*Records from a collection of figures*:
·····
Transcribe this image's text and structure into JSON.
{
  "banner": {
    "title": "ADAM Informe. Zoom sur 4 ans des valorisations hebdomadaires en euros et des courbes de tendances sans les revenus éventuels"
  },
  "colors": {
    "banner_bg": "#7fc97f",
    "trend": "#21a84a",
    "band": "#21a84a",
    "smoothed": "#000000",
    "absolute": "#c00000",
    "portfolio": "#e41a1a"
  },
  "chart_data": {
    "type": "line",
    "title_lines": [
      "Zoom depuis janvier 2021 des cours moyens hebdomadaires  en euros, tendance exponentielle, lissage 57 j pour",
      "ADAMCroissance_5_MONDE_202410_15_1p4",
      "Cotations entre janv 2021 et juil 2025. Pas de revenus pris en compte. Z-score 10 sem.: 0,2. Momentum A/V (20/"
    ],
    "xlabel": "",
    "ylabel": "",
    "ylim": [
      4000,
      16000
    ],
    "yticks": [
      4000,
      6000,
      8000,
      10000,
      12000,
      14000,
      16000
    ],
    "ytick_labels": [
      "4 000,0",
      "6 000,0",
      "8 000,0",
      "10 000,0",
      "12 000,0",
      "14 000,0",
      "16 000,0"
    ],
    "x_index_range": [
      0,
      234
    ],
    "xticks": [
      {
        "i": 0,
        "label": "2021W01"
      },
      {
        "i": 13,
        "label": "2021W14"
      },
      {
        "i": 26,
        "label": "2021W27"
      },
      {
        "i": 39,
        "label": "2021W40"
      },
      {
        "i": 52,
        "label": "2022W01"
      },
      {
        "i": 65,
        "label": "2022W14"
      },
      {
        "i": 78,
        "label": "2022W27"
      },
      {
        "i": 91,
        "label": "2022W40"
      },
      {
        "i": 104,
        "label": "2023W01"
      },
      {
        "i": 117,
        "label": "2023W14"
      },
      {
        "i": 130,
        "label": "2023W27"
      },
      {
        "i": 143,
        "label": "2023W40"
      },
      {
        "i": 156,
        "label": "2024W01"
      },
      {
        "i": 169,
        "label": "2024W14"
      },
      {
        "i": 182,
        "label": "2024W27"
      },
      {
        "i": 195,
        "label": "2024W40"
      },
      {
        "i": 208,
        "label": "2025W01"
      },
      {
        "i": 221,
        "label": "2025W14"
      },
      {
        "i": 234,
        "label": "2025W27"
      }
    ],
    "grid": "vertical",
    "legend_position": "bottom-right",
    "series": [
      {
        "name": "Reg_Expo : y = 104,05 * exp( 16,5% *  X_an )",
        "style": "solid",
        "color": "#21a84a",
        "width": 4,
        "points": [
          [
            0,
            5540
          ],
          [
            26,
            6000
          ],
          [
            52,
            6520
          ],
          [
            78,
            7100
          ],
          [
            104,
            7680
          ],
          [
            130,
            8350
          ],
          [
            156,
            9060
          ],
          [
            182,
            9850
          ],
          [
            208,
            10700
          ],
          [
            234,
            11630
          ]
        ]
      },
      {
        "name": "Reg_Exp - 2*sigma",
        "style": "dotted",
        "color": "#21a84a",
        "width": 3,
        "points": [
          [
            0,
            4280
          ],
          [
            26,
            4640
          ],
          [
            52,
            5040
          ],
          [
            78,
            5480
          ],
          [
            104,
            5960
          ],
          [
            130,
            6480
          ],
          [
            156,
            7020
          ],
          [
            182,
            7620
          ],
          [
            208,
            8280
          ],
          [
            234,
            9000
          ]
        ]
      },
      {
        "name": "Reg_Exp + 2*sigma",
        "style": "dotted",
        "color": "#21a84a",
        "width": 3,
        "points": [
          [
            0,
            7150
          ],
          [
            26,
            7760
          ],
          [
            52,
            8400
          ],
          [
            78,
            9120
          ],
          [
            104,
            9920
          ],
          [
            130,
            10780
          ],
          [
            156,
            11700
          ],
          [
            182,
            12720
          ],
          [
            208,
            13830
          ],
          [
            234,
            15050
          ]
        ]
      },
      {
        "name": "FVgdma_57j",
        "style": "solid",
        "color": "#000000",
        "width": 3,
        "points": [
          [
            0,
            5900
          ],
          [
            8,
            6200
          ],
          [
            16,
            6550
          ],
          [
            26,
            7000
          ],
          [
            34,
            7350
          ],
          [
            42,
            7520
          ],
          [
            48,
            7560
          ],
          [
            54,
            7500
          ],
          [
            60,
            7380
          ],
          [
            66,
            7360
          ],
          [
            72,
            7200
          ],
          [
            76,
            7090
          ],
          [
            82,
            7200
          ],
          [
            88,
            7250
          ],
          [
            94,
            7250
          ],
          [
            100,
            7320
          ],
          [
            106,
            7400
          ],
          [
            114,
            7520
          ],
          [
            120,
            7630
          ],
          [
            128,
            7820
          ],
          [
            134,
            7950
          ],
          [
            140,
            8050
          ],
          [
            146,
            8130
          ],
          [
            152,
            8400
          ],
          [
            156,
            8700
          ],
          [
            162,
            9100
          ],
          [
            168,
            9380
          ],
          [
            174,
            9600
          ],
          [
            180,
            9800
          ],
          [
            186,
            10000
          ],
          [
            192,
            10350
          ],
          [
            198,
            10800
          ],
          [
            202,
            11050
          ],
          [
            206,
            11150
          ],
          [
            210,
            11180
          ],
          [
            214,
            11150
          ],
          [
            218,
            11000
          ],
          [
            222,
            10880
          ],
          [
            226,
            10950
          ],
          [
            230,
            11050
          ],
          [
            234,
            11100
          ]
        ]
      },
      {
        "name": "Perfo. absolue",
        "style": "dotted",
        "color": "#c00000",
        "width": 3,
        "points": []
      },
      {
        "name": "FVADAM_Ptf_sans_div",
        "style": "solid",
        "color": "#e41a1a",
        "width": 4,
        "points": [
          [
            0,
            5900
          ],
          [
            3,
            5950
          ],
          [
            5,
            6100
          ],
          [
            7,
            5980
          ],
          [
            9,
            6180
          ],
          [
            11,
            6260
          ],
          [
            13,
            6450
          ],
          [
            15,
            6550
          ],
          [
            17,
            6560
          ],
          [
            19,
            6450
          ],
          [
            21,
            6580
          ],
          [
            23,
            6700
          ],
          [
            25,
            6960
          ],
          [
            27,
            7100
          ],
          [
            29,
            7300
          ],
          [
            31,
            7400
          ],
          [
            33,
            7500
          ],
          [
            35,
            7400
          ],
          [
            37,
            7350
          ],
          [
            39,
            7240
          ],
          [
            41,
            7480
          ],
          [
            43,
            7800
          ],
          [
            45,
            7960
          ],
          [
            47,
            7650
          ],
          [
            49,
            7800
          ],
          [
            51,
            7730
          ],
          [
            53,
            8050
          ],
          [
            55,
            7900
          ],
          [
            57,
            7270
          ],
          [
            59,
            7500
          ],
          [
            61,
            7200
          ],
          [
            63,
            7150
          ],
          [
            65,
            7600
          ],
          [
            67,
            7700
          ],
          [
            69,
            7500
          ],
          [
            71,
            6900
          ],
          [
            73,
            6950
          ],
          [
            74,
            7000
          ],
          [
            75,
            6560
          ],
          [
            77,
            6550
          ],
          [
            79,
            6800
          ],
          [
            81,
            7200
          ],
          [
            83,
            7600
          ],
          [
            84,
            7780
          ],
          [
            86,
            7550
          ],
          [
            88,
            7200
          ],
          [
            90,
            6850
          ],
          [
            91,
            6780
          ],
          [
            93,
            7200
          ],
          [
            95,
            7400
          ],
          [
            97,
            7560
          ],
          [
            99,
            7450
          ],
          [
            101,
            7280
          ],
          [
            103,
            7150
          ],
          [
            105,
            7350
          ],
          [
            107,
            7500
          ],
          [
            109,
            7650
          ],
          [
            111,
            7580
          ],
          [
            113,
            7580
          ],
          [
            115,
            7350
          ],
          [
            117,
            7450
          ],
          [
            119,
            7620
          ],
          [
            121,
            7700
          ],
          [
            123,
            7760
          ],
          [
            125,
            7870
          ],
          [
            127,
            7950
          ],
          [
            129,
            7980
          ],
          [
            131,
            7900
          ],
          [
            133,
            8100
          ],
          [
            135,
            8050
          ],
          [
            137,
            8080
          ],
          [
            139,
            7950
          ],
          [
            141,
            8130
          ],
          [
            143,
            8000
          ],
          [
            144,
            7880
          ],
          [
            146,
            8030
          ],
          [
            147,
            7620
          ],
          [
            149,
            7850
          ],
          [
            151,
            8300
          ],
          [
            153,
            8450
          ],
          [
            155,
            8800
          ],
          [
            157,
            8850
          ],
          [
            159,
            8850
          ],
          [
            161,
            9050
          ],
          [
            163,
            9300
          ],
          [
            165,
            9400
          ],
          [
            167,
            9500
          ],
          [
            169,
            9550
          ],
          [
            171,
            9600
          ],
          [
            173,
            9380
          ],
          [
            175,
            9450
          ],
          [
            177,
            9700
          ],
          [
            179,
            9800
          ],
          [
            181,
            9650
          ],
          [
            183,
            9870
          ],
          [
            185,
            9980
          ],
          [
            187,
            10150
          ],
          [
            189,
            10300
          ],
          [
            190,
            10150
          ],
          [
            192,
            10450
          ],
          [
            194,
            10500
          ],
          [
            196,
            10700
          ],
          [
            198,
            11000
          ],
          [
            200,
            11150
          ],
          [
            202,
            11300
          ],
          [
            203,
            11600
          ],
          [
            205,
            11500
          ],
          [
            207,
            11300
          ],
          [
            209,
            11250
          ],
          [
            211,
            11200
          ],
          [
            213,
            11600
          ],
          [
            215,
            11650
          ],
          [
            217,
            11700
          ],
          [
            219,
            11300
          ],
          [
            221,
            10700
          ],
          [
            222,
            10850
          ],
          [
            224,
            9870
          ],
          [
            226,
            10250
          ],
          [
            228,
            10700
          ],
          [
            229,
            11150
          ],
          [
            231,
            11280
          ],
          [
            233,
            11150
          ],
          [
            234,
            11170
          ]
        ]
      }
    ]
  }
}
·····
*Problem details*:
Sift through the entries and copy every line with "name".

*Exercise result*:
        "name": "Reg_Expo : y = 104,05 * exp( 16,5% *  X_an )",
        "name": "Reg_Exp - 2*sigma",
        "name": "Reg_Exp + 2*sigma",
        "name": "FVgdma_57j",
        "name": "Perfo. absolue",
        "name": "FVADAM_Ptf_sans_div",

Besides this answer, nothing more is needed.